__PROBLEM REQUIREMENTS__. Each line that holds the word "Agricultural" counts once; report how many lines do so and nothing else.

(Dataset rows about figures)
----

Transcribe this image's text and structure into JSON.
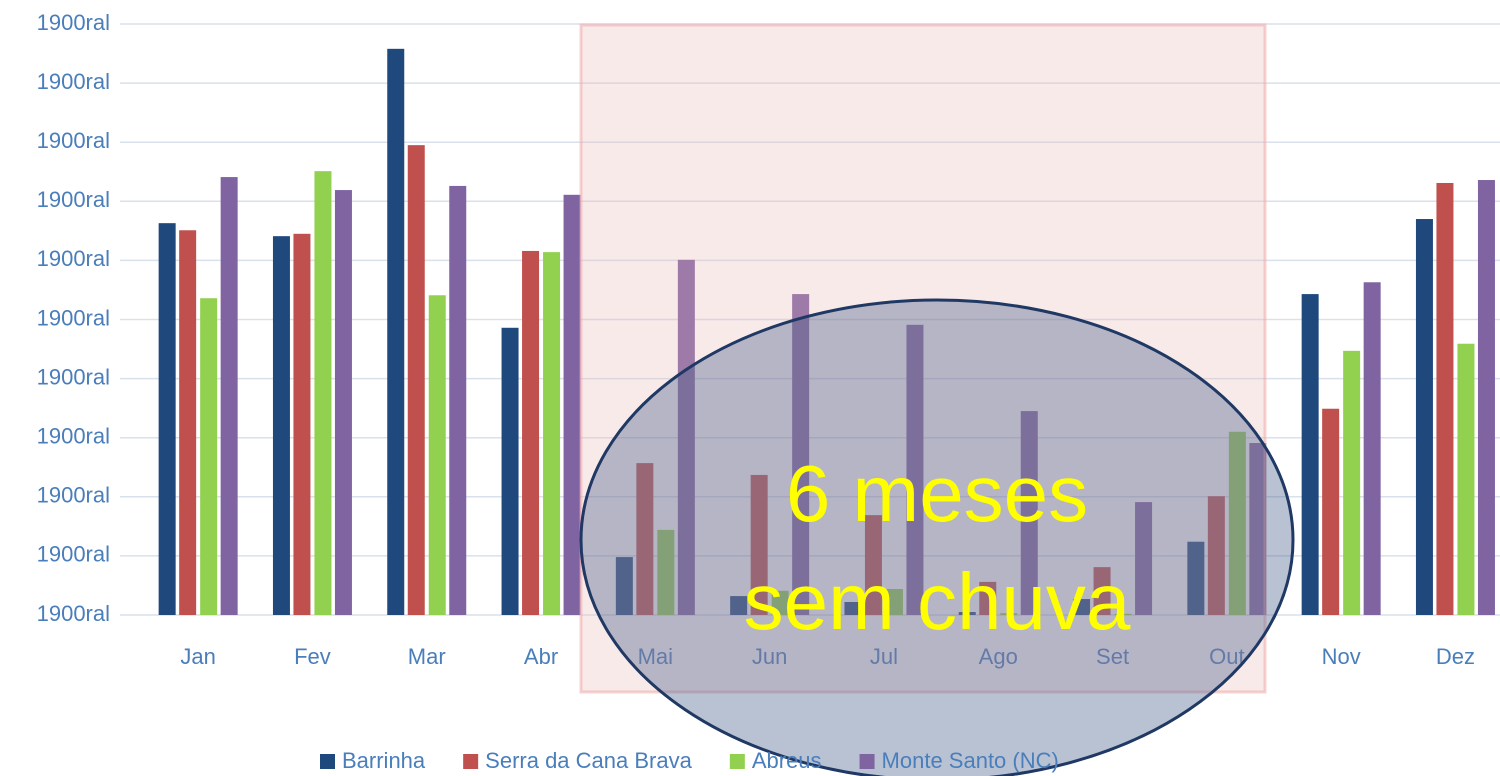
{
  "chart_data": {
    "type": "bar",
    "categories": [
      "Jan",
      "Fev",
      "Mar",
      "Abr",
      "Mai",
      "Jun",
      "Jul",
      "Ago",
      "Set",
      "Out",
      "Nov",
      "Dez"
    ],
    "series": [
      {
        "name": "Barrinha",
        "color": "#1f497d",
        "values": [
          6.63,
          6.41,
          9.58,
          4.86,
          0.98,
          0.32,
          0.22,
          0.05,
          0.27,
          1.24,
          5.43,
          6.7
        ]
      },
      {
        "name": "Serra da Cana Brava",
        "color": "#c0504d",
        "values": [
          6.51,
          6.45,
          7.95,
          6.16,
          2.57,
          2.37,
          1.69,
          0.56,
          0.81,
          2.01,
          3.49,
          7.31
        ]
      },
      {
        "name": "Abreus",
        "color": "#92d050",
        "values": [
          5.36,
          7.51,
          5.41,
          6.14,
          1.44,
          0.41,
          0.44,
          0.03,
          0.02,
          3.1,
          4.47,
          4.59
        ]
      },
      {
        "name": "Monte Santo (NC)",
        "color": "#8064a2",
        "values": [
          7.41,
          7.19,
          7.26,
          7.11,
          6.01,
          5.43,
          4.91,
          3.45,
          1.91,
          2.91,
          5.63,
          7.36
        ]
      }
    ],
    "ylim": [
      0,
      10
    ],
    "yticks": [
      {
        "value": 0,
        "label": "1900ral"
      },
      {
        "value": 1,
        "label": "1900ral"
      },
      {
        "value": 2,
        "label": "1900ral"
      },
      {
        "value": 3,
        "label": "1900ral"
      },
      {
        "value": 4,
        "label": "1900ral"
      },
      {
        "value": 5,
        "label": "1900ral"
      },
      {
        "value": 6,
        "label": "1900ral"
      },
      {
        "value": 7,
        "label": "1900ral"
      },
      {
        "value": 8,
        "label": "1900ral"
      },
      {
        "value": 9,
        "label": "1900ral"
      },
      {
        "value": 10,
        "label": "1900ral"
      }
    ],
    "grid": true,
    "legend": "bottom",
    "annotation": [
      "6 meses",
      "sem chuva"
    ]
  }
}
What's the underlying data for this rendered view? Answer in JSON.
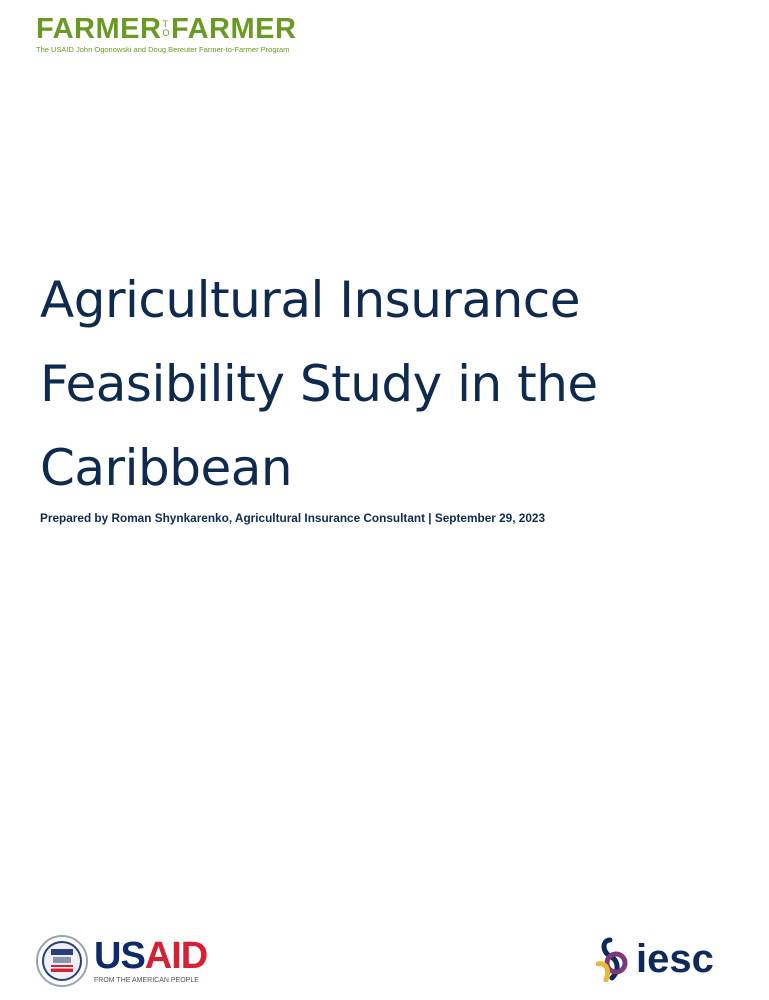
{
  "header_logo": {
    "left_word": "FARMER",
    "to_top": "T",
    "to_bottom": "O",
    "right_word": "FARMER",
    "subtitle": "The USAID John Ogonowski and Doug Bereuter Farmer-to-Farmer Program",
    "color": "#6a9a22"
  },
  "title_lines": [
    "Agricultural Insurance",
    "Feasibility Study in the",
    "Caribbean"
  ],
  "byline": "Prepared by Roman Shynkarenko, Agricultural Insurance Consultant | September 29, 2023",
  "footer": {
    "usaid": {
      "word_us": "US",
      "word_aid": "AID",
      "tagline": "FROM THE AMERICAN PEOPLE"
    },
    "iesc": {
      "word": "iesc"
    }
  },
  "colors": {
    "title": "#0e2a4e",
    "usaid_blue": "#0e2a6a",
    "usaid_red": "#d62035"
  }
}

----

__SOLUTION TO THE EXERCISE__. 2